Report how many lines of these entries hold the string "dark"; reply with the number alone.

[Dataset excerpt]
┌──

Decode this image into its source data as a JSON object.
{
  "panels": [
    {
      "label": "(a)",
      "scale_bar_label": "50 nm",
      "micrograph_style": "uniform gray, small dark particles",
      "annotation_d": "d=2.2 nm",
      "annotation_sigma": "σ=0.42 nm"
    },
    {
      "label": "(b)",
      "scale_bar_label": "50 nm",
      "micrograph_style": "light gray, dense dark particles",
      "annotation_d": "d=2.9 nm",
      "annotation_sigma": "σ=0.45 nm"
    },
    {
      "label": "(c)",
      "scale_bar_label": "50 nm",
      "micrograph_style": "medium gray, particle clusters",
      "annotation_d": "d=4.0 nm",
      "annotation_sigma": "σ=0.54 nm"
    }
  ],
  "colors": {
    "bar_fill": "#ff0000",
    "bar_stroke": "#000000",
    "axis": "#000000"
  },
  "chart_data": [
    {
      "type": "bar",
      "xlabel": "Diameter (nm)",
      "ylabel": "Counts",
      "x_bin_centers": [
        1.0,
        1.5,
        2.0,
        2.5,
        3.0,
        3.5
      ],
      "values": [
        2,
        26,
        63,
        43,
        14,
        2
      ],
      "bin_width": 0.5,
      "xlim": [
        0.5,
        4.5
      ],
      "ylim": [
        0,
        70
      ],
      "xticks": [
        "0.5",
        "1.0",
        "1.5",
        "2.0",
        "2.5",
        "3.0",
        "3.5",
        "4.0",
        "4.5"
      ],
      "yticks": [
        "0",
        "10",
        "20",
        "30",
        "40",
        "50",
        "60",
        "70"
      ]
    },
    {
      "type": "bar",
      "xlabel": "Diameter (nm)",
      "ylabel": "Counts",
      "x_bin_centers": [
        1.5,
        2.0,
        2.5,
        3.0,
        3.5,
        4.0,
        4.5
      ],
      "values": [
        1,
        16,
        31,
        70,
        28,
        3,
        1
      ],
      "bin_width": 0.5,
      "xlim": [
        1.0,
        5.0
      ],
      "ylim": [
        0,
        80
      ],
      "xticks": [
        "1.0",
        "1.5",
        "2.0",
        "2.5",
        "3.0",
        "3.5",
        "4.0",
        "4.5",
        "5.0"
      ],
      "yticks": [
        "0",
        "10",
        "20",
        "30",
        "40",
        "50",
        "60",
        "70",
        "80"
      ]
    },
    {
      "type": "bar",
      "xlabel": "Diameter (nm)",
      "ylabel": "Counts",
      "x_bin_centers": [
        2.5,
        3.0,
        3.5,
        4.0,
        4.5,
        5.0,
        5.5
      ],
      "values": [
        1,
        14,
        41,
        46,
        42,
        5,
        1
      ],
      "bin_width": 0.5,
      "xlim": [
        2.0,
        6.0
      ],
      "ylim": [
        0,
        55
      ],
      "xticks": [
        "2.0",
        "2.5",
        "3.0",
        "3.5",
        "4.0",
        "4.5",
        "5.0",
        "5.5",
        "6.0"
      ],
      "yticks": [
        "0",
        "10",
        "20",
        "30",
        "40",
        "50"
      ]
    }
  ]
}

└──

■ Result of the task
2